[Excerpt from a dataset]
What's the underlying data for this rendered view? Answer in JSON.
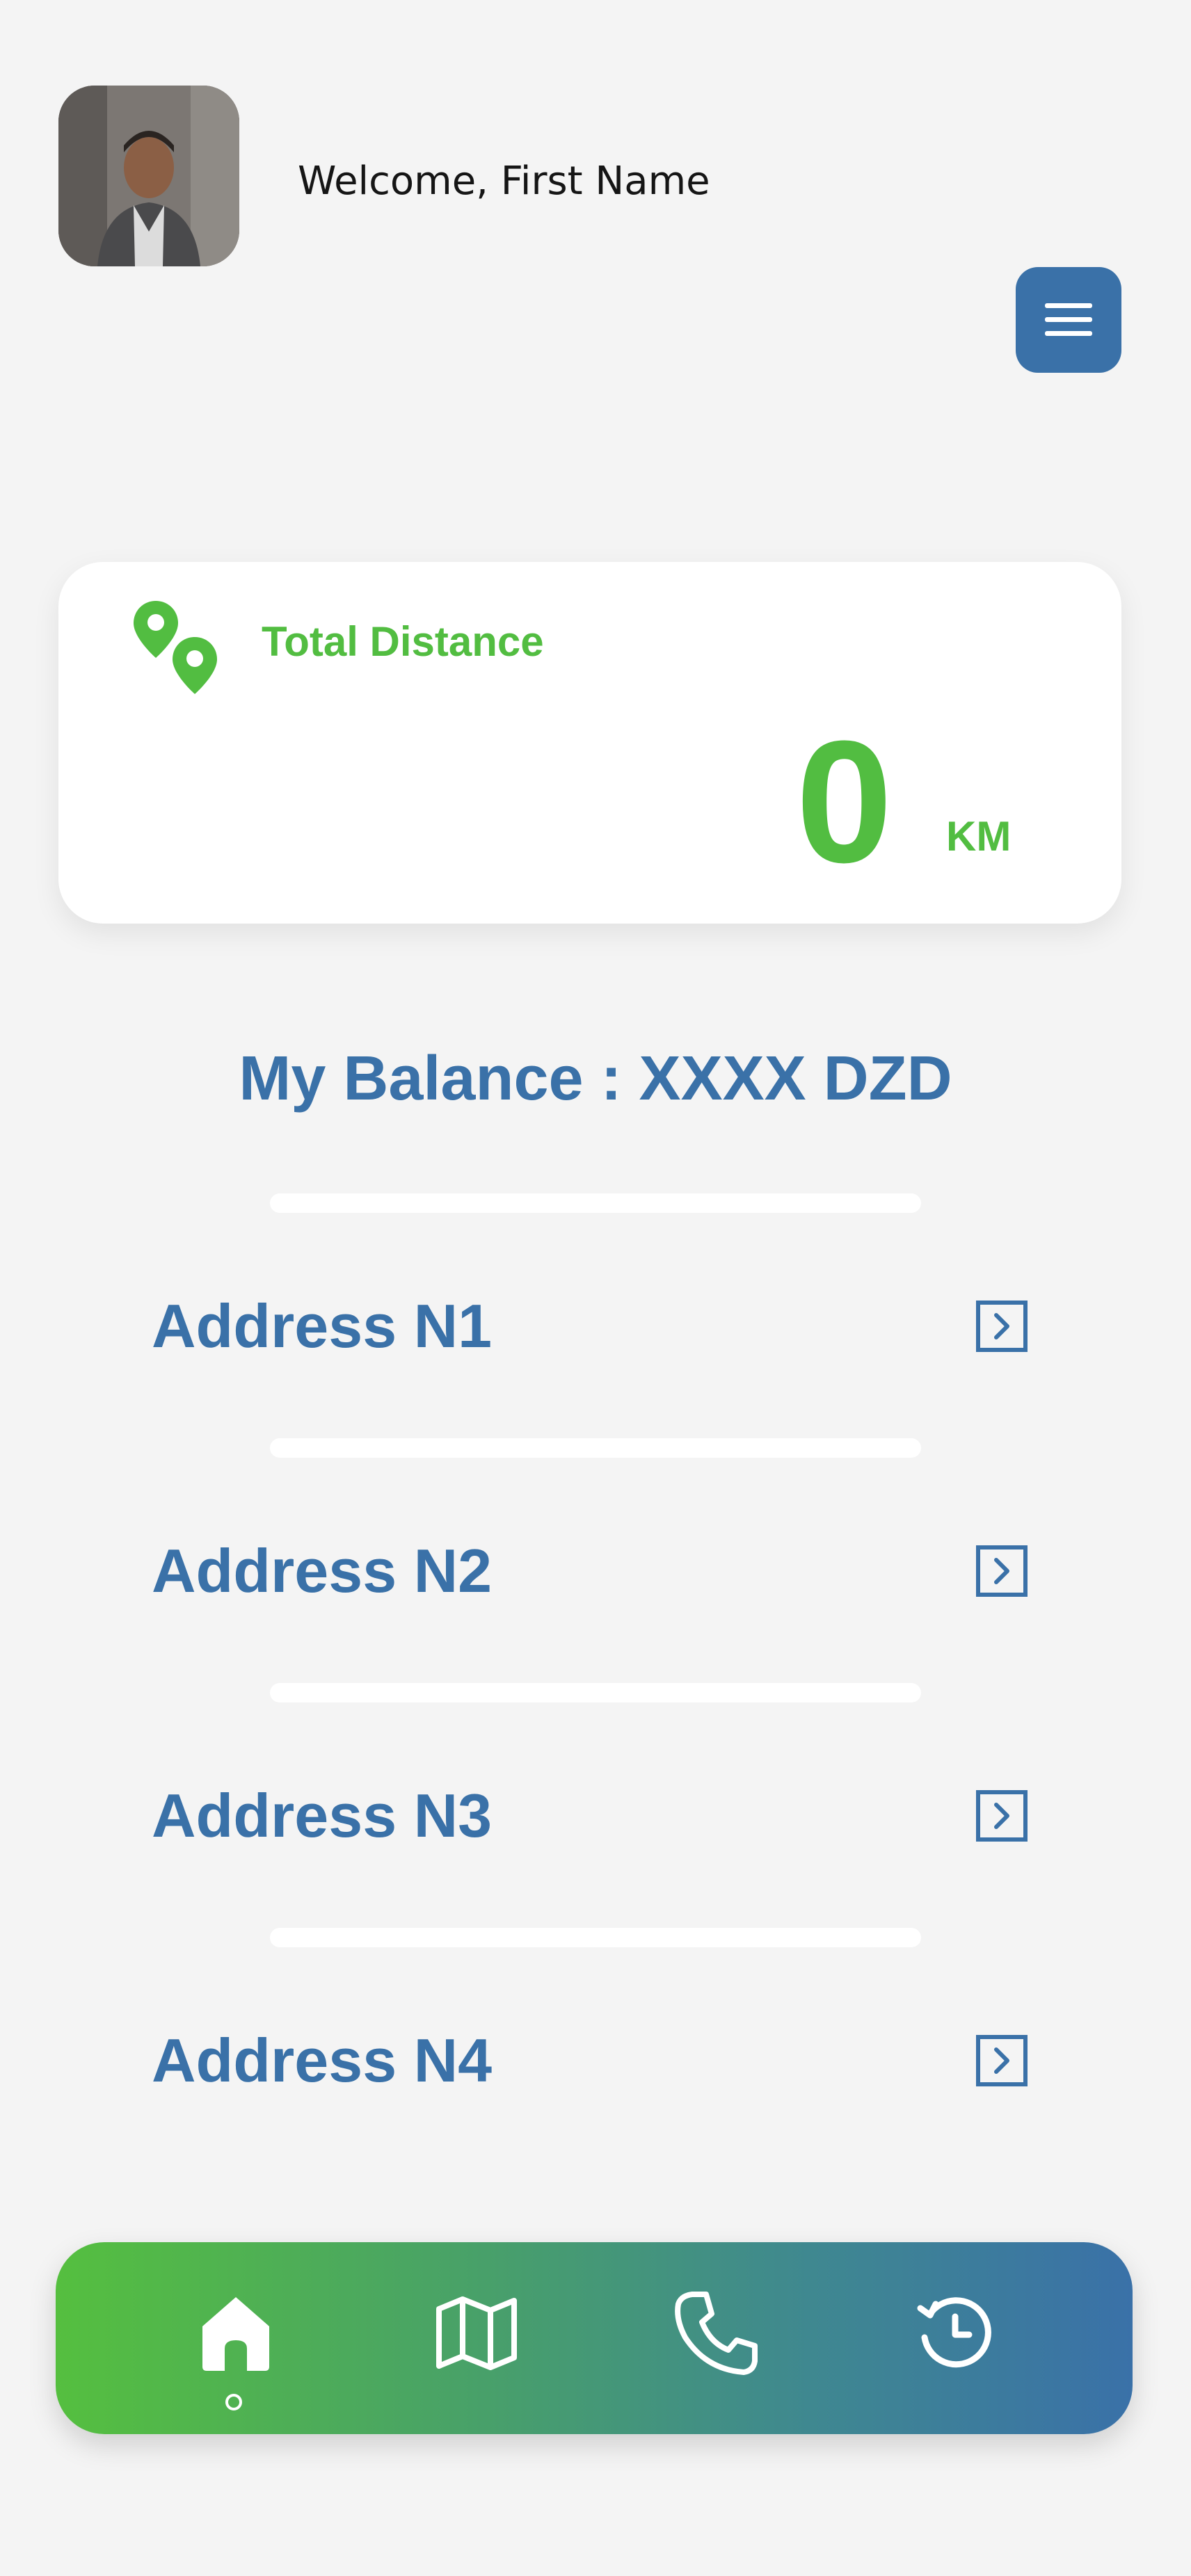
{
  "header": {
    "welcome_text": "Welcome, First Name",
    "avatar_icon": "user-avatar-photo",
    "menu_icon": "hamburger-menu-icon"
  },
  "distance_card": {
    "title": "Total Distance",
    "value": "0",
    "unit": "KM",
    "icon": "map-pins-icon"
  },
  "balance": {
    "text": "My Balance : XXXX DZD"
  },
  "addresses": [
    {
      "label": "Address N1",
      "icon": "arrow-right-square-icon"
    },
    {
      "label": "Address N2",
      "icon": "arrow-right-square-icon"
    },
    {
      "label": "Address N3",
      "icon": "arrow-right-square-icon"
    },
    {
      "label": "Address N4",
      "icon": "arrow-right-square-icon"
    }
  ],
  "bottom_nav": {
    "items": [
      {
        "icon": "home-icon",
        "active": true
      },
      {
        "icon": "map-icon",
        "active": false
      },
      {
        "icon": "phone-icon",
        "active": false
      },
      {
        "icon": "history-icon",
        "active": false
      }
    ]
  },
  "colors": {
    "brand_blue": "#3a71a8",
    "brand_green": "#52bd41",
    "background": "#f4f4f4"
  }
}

Prompt:
Write out the entries again, exactly as given, skipping any images.

Output of the task:
What's the underlying data for this rendered view? Answer in JSON.
{
  "header": {
    "welcome_text": "Welcome, First Name",
    "avatar_icon": "user-avatar-photo",
    "menu_icon": "hamburger-menu-icon"
  },
  "distance_card": {
    "title": "Total Distance",
    "value": "0",
    "unit": "KM",
    "icon": "map-pins-icon"
  },
  "balance": {
    "text": "My Balance : XXXX DZD"
  },
  "addresses": [
    {
      "label": "Address N1",
      "icon": "arrow-right-square-icon"
    },
    {
      "label": "Address N2",
      "icon": "arrow-right-square-icon"
    },
    {
      "label": "Address N3",
      "icon": "arrow-right-square-icon"
    },
    {
      "label": "Address N4",
      "icon": "arrow-right-square-icon"
    }
  ],
  "bottom_nav": {
    "items": [
      {
        "icon": "home-icon",
        "active": true
      },
      {
        "icon": "map-icon",
        "active": false
      },
      {
        "icon": "phone-icon",
        "active": false
      },
      {
        "icon": "history-icon",
        "active": false
      }
    ]
  },
  "colors": {
    "brand_blue": "#3a71a8",
    "brand_green": "#52bd41",
    "background": "#f4f4f4"
  }
}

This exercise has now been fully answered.